#### What the exercise asks
Please transcribe the data that follows without the pictures, keeping every word the same.

* * *

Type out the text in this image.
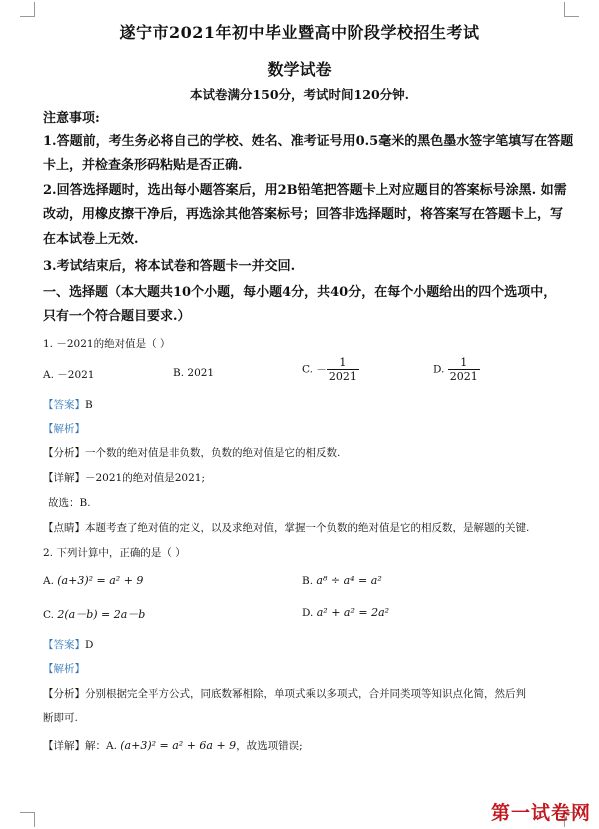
遂宁市2021年初中毕业暨高中阶段学校招生考试
数学试卷
本试卷满分150分，考试时间120分钟.
注意事项:
1.答题前，考生务必将自己的学校、姓名、准考证号用0.5毫米的黑色墨水签字笔填写在答题
卡上，并检查条形码粘贴是否正确.
2.回答选择题时，选出每小题答案后，用2B铅笔把答题卡上对应题目的答案标号涂黑. 如需
改动，用橡皮擦干净后，再选涂其他答案标号；回答非选择题时，将答案写在答题卡上，写
在本试卷上无效.
3.考试结束后，将本试卷和答题卡一并交回.
一、选择题（本大题共10个小题，每小题4分，共40分，在每个小题给出的四个选项中，
只有一个符合题目要求.）
1. －2021的绝对值是（ ）
A. －2021	B. 2021	C. － $\frac{1}{2021}$	D. $\frac{1}{2021}$
【答案】B
【解析】
【分析】一个数的绝对值是非负数，负数的绝对值是它的相反数.
【详解】－2021的绝对值是2021;
故选：B.
【点睛】本题考查了绝对值的定义，以及求绝对值，掌握一个负数的绝对值是它的相反数，是解题的关键.
2. 下列计算中，正确的是（ ）
A. (a+3)² = a² + 9	B. a⁸ ÷ a⁴ = a²
C. 2(a－b) = 2a－b	D. a² + a² = 2a²
【答案】D
【解析】
【分析】分别根据完全平方公式，同底数幂相除，单项式乘以多项式，合并同类项等知识点化简，然后判
断即可.
【详解】解：A. (a+3)² = a² + 6a + 9，故选项错误;
第一试卷网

* * *

#### Problem solution
Type out the text in this image.
遂宁市2021年初中毕业暨高中阶段学校招生考试
数学试卷
本试卷满分150分，考试时间120分钟.
注意事项:
1.答题前，考生务必将自己的学校、姓名、准考证号用0.5毫米的黑色墨水签字笔填写在答题
卡上，并检查条形码粘贴是否正确.
2.回答选择题时，选出每小题答案后，用2B铅笔把答题卡上对应题目的答案标号涂黑. 如需
改动，用橡皮擦干净后，再选涂其他答案标号；回答非选择题时，将答案写在答题卡上，写
在本试卷上无效.
3.考试结束后，将本试卷和答题卡一并交回.
一、选择题（本大题共10个小题，每小题4分，共40分，在每个小题给出的四个选项中，
只有一个符合题目要求.）
1. －2021的绝对值是（ ）
A. －2021	B. 2021	C. － $\frac{1}{2021}$	D. $\frac{1}{2021}$
【答案】B
【解析】
【分析】一个数的绝对值是非负数，负数的绝对值是它的相反数.
【详解】－2021的绝对值是2021;
故选：B.
【点睛】本题考查了绝对值的定义，以及求绝对值，掌握一个负数的绝对值是它的相反数，是解题的关键.
2. 下列计算中，正确的是（ ）
A. (a+3)² = a² + 9	B. a⁸ ÷ a⁴ = a²
C. 2(a－b) = 2a－b	D. a² + a² = 2a²
【答案】D
【解析】
【分析】分别根据完全平方公式，同底数幂相除，单项式乘以多项式，合并同类项等知识点化简，然后判
断即可.
【详解】解：A. (a+3)² = a² + 6a + 9，故选项错误;
第一试卷网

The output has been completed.